I see a number of issues with your idea just in the little you have shared.
First, a RMH in the basement, unless the basement is a living space you will occupy the whole time you are burning, will be hard to attend to properly. It will often burn down while you are not looking, and you will have to run up & down the stairs frequently and maybe wait for feeding time, or have to rebuild a fire that has died down too much. This can be alleviated with a batch box style RMH, which is designed to take a whole load of wood at once and burn unattended for an hour until it is done. The caveat is that a batch box is a more finicky system to build, and should probably not be the first RMH you build unless you follow exactly a proven design.

If you can put the combustion core in the main living area of your house, tending it will become a second nature part of your day. You will need to build a foundation from the basement floor up through the first floor anyway, to support the ton or two of mass a good RMH needs.

I would not risk running a duct up through the old grate opening, as you will not have safe clearances to wood framing. You really need to cut out enough floor joists to give 4" or more of clearance to the masonry, and reframe perhaps with a steel post or two to support the rest of the floor. If you plan a long spread-out bench mass that will be carried on a dozen or more different joists, you may be able to just add some posts and beams under the existing framing and be okay.

> [Given information]:
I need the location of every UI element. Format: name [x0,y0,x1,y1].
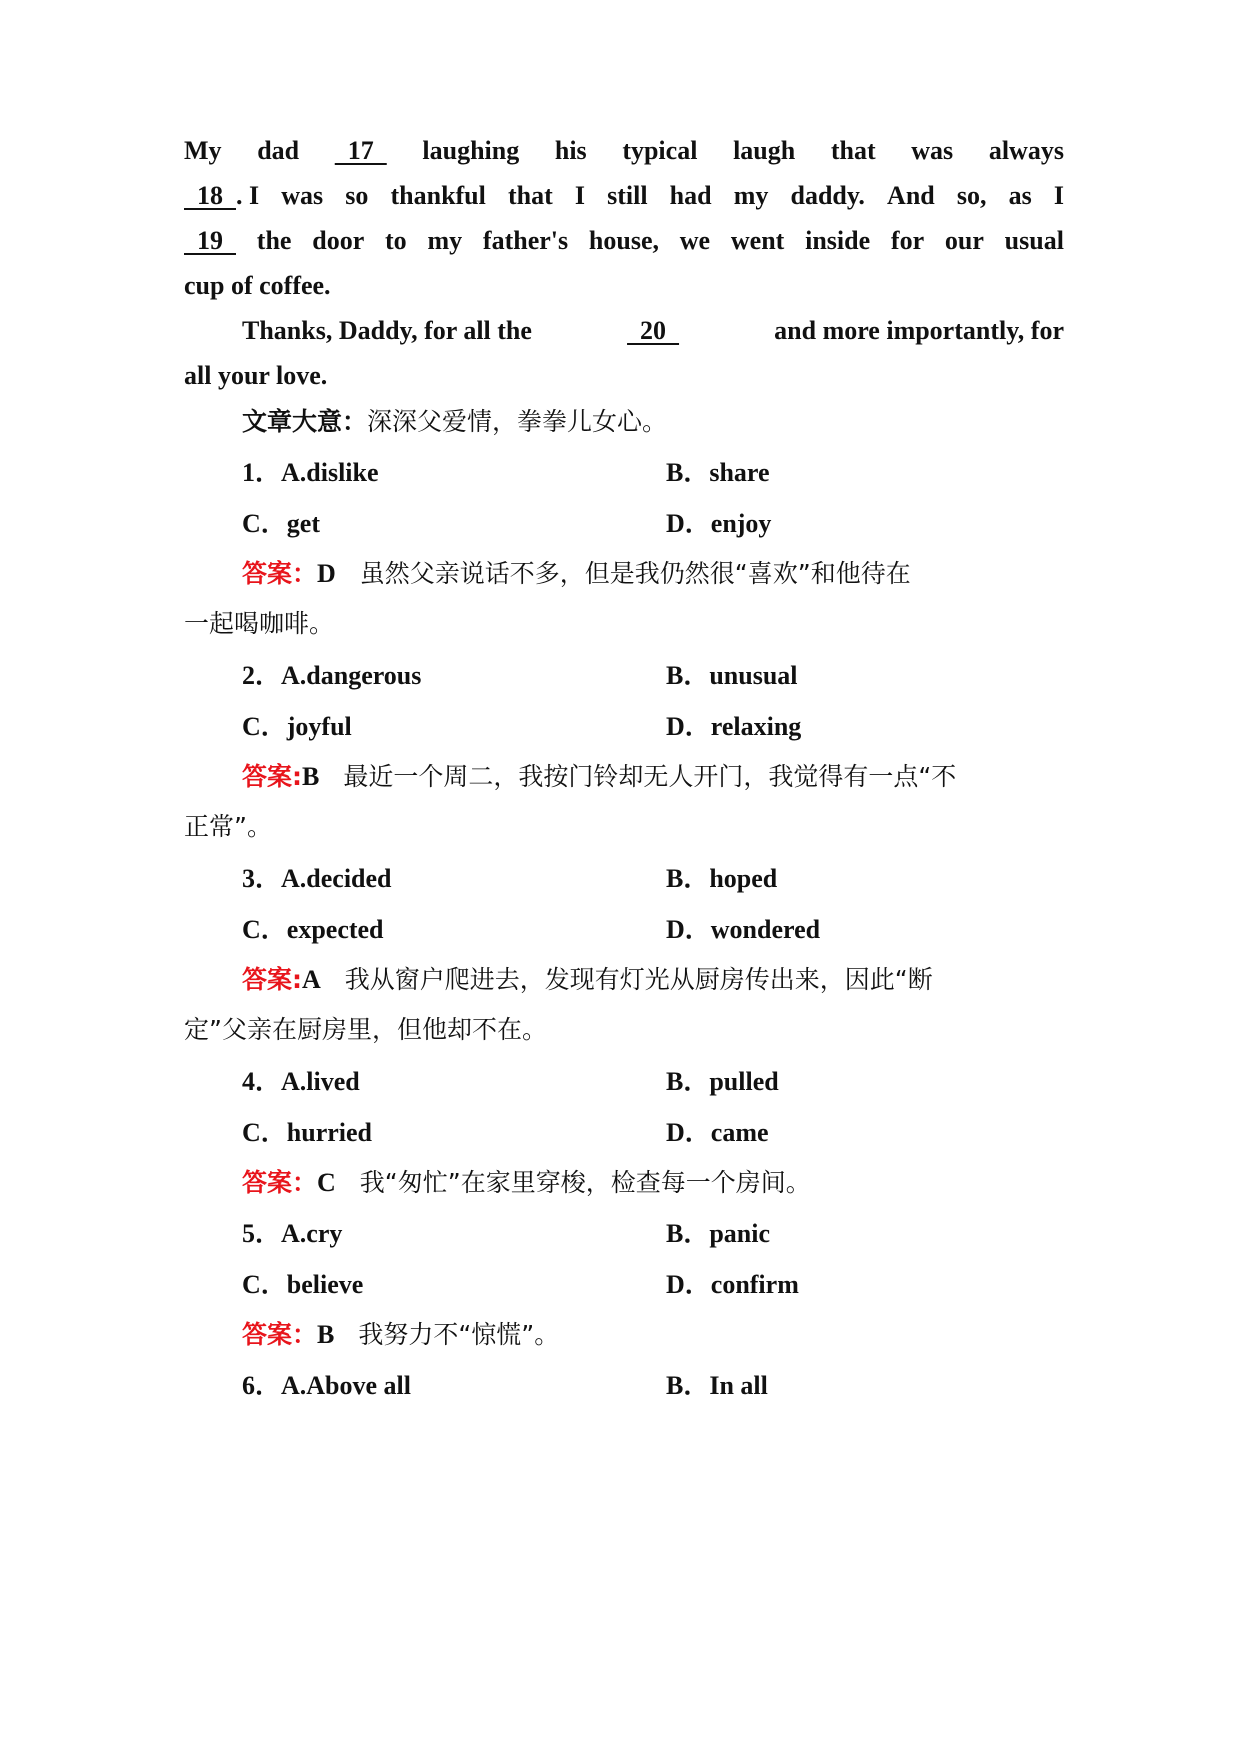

> [The problem]: Reproduce the full text on rocket mass heater placement, word for word.

> [Output for this exercise]:
I see a number of issues with your idea just in the little you have shared.
First, a RMH in the basement, unless the basement is a living space you will occupy the whole time you are burning, will be hard to attend to properly. It will often burn down while you are not looking, and you will have to run up & down the stairs frequently and maybe wait for feeding time, or have to rebuild a fire that has died down too much. This can be alleviated with a batch box style RMH, which is designed to take a whole load of wood at once and burn unattended for an hour until it is done. The caveat is that a batch box is a more finicky system to build, and should probably not be the first RMH you build unless you follow exactly a proven design.

If you can put the combustion core in the main living area of your house, tending it will become a second nature part of your day. You will need to build a foundation from the basement floor up through the first floor anyway, to support the ton or two of mass a good RMH needs.

I would not risk running a duct up through the old grate opening, as you will not have safe clearances to wood framing. You really need to cut out enough floor joists to give 4" or more of clearance to the masonry, and reframe perhaps with a steel post or two to support the rest of the floor. If you plan a long spread-out bench mass that will be carried on a dozen or more different joists, you may be able to just add some posts and beams under the existing framing and be okay.